--- BEGIN ---
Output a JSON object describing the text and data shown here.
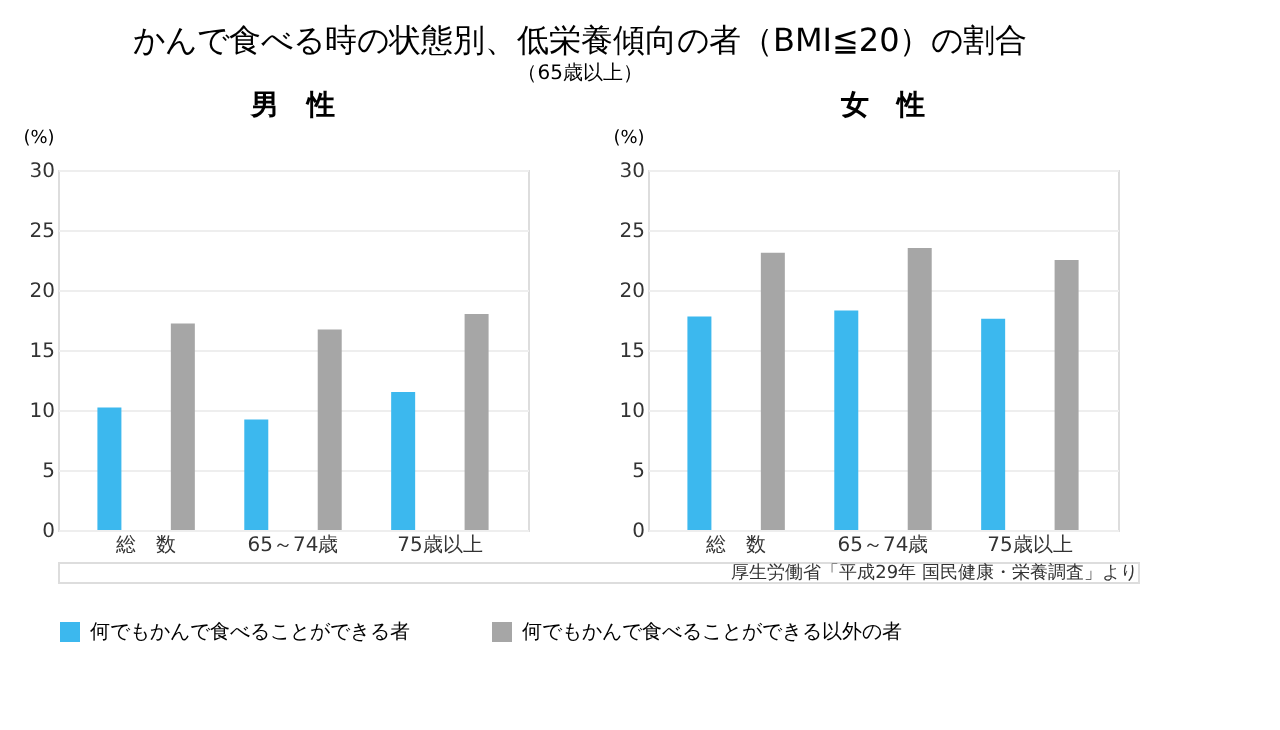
{
  "chart_data": [
    {
      "type": "bar",
      "title": "男　性",
      "annotations": [
        "かんで食べる時の状態別、低栄養傾向の者（BMI≦20）の割合",
        "（65歳以上）"
      ],
      "ylabel": "(%)",
      "categories": [
        "総　数",
        "65～74歳",
        "75歳以上"
      ],
      "series": [
        {
          "name": "何でもかんで食べることができる者",
          "color": "#3cb8ee",
          "values": [
            10.2,
            9.2,
            11.5
          ]
        },
        {
          "name": "何でもかんで食べることができる以外の者",
          "color": "#a6a6a6",
          "values": [
            17.2,
            16.7,
            18.0
          ]
        }
      ],
      "ylim": [
        0,
        30
      ],
      "yticks": [
        0,
        5,
        10,
        15,
        20,
        25,
        30
      ],
      "grid": "y",
      "legend": "bottom"
    },
    {
      "type": "bar",
      "title": "女　性",
      "annotations": [
        "厚生労働省「平成29年 国民健康・栄養調査」より"
      ],
      "ylabel": "(%)",
      "categories": [
        "総　数",
        "65～74歳",
        "75歳以上"
      ],
      "series": [
        {
          "name": "何でもかんで食べることができる者",
          "color": "#3cb8ee",
          "values": [
            17.8,
            18.3,
            17.6
          ]
        },
        {
          "name": "何でもかんで食べることができる以外の者",
          "color": "#a6a6a6",
          "values": [
            23.1,
            23.5,
            22.5
          ]
        }
      ],
      "ylim": [
        0,
        30
      ],
      "yticks": [
        0,
        5,
        10,
        15,
        20,
        25,
        30
      ],
      "grid": "y",
      "legend": "bottom"
    }
  ]
}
--- END ---
▶ **What to do**: Are you able to set down all the lines above exactly, without any pictures?

▶ **Finished task**:
Output a JSON object describing the text and data shown here.
{
  "chart_data": [
    {
      "type": "bar",
      "title": "男　性",
      "annotations": [
        "かんで食べる時の状態別、低栄養傾向の者（BMI≦20）の割合",
        "（65歳以上）"
      ],
      "ylabel": "(%)",
      "categories": [
        "総　数",
        "65～74歳",
        "75歳以上"
      ],
      "series": [
        {
          "name": "何でもかんで食べることができる者",
          "color": "#3cb8ee",
          "values": [
            10.2,
            9.2,
            11.5
          ]
        },
        {
          "name": "何でもかんで食べることができる以外の者",
          "color": "#a6a6a6",
          "values": [
            17.2,
            16.7,
            18.0
          ]
        }
      ],
      "ylim": [
        0,
        30
      ],
      "yticks": [
        0,
        5,
        10,
        15,
        20,
        25,
        30
      ],
      "grid": "y",
      "legend": "bottom"
    },
    {
      "type": "bar",
      "title": "女　性",
      "annotations": [
        "厚生労働省「平成29年 国民健康・栄養調査」より"
      ],
      "ylabel": "(%)",
      "categories": [
        "総　数",
        "65～74歳",
        "75歳以上"
      ],
      "series": [
        {
          "name": "何でもかんで食べることができる者",
          "color": "#3cb8ee",
          "values": [
            17.8,
            18.3,
            17.6
          ]
        },
        {
          "name": "何でもかんで食べることができる以外の者",
          "color": "#a6a6a6",
          "values": [
            23.1,
            23.5,
            22.5
          ]
        }
      ],
      "ylim": [
        0,
        30
      ],
      "yticks": [
        0,
        5,
        10,
        15,
        20,
        25,
        30
      ],
      "grid": "y",
      "legend": "bottom"
    }
  ]
}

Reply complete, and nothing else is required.